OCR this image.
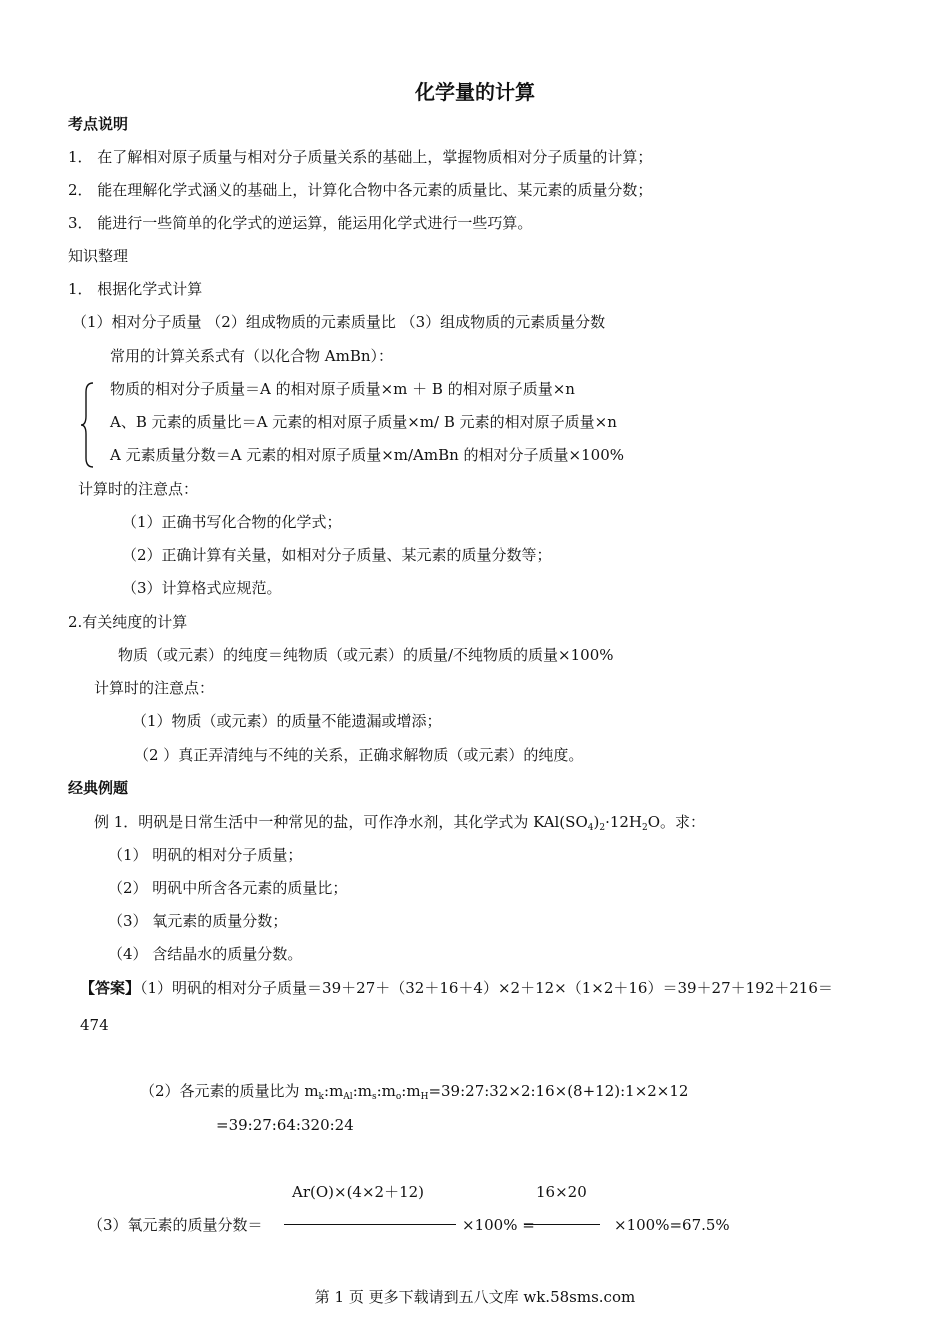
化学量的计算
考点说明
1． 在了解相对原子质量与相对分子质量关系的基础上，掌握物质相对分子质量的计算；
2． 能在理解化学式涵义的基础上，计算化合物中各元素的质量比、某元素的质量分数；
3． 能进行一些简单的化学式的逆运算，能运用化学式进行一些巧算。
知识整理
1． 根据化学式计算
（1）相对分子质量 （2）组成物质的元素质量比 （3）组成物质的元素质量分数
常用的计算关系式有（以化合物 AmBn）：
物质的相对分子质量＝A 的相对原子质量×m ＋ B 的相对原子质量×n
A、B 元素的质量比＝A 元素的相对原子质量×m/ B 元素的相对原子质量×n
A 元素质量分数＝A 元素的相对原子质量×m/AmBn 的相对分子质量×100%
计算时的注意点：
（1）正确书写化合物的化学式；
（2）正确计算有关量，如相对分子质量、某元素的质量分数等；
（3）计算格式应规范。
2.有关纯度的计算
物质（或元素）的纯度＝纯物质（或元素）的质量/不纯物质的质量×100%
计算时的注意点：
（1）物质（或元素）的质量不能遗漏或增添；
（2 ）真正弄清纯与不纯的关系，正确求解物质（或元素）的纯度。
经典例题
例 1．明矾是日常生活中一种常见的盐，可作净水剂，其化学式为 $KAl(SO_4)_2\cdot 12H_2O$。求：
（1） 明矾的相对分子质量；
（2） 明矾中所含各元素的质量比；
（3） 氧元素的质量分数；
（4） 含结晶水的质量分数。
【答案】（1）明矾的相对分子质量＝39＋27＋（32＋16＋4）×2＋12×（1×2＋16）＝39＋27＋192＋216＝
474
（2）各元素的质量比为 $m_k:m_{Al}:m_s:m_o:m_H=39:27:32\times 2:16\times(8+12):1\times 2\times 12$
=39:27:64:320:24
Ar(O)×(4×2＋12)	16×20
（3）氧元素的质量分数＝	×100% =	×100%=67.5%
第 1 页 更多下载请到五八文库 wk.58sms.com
---
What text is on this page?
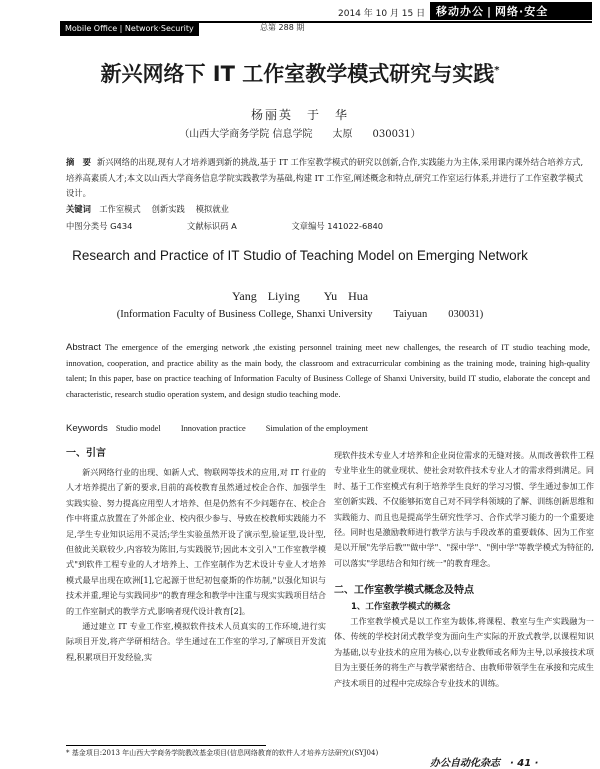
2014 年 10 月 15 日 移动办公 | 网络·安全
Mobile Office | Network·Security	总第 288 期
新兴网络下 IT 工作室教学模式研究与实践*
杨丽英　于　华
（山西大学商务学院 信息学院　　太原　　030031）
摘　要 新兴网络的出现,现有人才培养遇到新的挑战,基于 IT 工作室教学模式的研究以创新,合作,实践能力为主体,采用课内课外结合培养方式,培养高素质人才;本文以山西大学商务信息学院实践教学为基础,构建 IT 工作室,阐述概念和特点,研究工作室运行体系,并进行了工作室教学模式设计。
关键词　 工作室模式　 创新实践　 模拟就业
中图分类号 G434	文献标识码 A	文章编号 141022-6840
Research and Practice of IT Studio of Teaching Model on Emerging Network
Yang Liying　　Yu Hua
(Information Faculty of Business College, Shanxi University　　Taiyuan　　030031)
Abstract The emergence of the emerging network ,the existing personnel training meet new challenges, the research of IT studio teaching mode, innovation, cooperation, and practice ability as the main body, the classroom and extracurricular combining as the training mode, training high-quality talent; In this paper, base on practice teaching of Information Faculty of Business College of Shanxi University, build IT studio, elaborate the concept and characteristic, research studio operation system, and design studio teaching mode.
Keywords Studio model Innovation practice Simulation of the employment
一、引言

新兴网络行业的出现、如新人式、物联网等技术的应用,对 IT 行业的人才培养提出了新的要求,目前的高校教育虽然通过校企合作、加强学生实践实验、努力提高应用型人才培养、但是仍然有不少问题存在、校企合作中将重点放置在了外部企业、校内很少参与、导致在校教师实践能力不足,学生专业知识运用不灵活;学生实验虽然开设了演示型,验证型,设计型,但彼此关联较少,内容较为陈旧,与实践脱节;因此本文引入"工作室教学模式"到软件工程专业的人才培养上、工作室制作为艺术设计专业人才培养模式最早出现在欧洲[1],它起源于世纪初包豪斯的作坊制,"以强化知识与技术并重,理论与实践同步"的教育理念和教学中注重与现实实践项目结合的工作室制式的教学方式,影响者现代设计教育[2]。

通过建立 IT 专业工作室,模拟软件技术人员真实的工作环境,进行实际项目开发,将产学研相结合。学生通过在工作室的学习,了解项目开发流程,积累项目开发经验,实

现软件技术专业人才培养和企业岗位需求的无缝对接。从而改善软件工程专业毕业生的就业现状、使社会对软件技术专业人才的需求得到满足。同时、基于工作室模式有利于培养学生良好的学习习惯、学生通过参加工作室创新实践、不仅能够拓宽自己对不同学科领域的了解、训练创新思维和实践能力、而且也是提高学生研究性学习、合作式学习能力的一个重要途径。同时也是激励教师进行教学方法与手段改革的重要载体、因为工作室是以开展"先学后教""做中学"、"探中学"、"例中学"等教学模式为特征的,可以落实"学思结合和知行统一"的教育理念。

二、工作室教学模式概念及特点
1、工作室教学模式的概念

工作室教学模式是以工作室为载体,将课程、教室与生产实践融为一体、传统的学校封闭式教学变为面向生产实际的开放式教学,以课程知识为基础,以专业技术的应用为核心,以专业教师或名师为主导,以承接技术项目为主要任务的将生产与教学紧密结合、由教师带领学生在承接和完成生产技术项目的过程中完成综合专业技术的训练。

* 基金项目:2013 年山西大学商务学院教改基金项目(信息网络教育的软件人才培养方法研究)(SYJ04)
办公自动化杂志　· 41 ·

### PROBLEM STATEMENT
Filter the records down to the lines that contain the string "this", and copy those lines.

### WORKED SOLUTION
OCR this image.
What text is on this page?
Abstract The emergence of the emerging network ,the existing personnel training meet new challenges, the research of IT studio teaching mode, innovation, cooperation, and practice ability as the main body, the classroom and extracurricular combining as the training mode, training high-quality talent; In this paper, base on practice teaching of Information Faculty of Business College of Shanxi University, build IT studio, elaborate the concept and characteristic, research studio operation system, and design studio teaching mode.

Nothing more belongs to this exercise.